* BEGIN Supplied material *

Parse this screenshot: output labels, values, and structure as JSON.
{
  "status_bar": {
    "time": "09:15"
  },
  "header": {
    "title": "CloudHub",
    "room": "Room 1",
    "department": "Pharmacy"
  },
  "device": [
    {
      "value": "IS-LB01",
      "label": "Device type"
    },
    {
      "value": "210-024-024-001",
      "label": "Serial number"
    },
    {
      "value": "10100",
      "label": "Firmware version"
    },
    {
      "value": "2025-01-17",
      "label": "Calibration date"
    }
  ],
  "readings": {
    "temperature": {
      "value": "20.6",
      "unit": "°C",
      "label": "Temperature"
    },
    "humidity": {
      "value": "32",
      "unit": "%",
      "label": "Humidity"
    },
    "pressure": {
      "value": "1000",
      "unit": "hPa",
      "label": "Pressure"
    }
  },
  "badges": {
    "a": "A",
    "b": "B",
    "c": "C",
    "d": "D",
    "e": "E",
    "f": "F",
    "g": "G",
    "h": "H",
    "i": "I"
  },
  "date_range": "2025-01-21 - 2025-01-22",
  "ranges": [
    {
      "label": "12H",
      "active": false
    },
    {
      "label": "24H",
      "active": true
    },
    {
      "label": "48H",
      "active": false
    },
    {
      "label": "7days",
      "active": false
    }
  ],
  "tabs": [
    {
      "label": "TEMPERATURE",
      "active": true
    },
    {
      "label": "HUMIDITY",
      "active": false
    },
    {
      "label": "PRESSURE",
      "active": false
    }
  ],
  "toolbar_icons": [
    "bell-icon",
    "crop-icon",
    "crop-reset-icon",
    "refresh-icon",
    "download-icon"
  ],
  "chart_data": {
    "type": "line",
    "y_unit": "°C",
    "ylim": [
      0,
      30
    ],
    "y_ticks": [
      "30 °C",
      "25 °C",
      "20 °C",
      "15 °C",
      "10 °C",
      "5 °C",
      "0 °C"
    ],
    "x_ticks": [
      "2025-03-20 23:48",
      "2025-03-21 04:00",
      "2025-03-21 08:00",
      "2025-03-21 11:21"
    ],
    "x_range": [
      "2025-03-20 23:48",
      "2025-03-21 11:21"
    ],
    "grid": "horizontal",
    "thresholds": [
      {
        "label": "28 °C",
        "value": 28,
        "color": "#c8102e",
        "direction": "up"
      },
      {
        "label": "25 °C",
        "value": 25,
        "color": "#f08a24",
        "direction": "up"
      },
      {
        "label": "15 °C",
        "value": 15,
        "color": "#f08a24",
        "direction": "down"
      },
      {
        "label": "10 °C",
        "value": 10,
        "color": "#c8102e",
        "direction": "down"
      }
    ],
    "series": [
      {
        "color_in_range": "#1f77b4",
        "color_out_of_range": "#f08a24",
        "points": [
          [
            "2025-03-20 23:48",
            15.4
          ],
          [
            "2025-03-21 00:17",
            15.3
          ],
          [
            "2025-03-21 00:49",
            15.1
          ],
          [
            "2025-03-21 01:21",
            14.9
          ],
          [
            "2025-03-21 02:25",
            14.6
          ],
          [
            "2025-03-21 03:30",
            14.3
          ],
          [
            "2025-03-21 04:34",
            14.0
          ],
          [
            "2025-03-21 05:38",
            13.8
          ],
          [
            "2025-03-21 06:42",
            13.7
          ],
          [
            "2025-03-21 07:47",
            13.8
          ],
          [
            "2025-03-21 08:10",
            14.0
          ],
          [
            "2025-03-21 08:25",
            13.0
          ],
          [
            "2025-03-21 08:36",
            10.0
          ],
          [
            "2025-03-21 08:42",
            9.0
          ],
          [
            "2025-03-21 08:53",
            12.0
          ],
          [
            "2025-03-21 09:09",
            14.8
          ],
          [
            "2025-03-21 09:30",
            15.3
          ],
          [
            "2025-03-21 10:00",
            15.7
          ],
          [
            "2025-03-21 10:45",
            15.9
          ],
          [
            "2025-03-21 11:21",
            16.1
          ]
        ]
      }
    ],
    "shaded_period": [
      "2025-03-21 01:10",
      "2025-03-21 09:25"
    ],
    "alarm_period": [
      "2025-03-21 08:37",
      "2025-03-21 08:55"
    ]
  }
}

* END Supplied material *

**What is needed:**
Repeat the data above exactly.

**Right answer:**
Parse this screenshot: output labels, values, and structure as JSON.
{
  "status_bar": {
    "time": "09:15"
  },
  "header": {
    "title": "CloudHub",
    "room": "Room 1",
    "department": "Pharmacy"
  },
  "device": [
    {
      "value": "IS-LB01",
      "label": "Device type"
    },
    {
      "value": "210-024-024-001",
      "label": "Serial number"
    },
    {
      "value": "10100",
      "label": "Firmware version"
    },
    {
      "value": "2025-01-17",
      "label": "Calibration date"
    }
  ],
  "readings": {
    "temperature": {
      "value": "20.6",
      "unit": "°C",
      "label": "Temperature"
    },
    "humidity": {
      "value": "32",
      "unit": "%",
      "label": "Humidity"
    },
    "pressure": {
      "value": "1000",
      "unit": "hPa",
      "label": "Pressure"
    }
  },
  "badges": {
    "a": "A",
    "b": "B",
    "c": "C",
    "d": "D",
    "e": "E",
    "f": "F",
    "g": "G",
    "h": "H",
    "i": "I"
  },
  "date_range": "2025-01-21 - 2025-01-22",
  "ranges": [
    {
      "label": "12H",
      "active": false
    },
    {
      "label": "24H",
      "active": true
    },
    {
      "label": "48H",
      "active": false
    },
    {
      "label": "7days",
      "active": false
    }
  ],
  "tabs": [
    {
      "label": "TEMPERATURE",
      "active": true
    },
    {
      "label": "HUMIDITY",
      "active": false
    },
    {
      "label": "PRESSURE",
      "active": false
    }
  ],
  "toolbar_icons": [
    "bell-icon",
    "crop-icon",
    "crop-reset-icon",
    "refresh-icon",
    "download-icon"
  ],
  "chart_data": {
    "type": "line",
    "y_unit": "°C",
    "ylim": [
      0,
      30
    ],
    "y_ticks": [
      "30 °C",
      "25 °C",
      "20 °C",
      "15 °C",
      "10 °C",
      "5 °C",
      "0 °C"
    ],
    "x_ticks": [
      "2025-03-20 23:48",
      "2025-03-21 04:00",
      "2025-03-21 08:00",
      "2025-03-21 11:21"
    ],
    "x_range": [
      "2025-03-20 23:48",
      "2025-03-21 11:21"
    ],
    "grid": "horizontal",
    "thresholds": [
      {
        "label": "28 °C",
        "value": 28,
        "color": "#c8102e",
        "direction": "up"
      },
      {
        "label": "25 °C",
        "value": 25,
        "color": "#f08a24",
        "direction": "up"
      },
      {
        "label": "15 °C",
        "value": 15,
        "color": "#f08a24",
        "direction": "down"
      },
      {
        "label": "10 °C",
        "value": 10,
        "color": "#c8102e",
        "direction": "down"
      }
    ],
    "series": [
      {
        "color_in_range": "#1f77b4",
        "color_out_of_range": "#f08a24",
        "points": [
          [
            "2025-03-20 23:48",
            15.4
          ],
          [
            "2025-03-21 00:17",
            15.3
          ],
          [
            "2025-03-21 00:49",
            15.1
          ],
          [
            "2025-03-21 01:21",
            14.9
          ],
          [
            "2025-03-21 02:25",
            14.6
          ],
          [
            "2025-03-21 03:30",
            14.3
          ],
          [
            "2025-03-21 04:34",
            14.0
          ],
          [
            "2025-03-21 05:38",
            13.8
          ],
          [
            "2025-03-21 06:42",
            13.7
          ],
          [
            "2025-03-21 07:47",
            13.8
          ],
          [
            "2025-03-21 08:10",
            14.0
          ],
          [
            "2025-03-21 08:25",
            13.0
          ],
          [
            "2025-03-21 08:36",
            10.0
          ],
          [
            "2025-03-21 08:42",
            9.0
          ],
          [
            "2025-03-21 08:53",
            12.0
          ],
          [
            "2025-03-21 09:09",
            14.8
          ],
          [
            "2025-03-21 09:30",
            15.3
          ],
          [
            "2025-03-21 10:00",
            15.7
          ],
          [
            "2025-03-21 10:45",
            15.9
          ],
          [
            "2025-03-21 11:21",
            16.1
          ]
        ]
      }
    ],
    "shaded_period": [
      "2025-03-21 01:10",
      "2025-03-21 09:25"
    ],
    "alarm_period": [
      "2025-03-21 08:37",
      "2025-03-21 08:55"
    ]
  }
}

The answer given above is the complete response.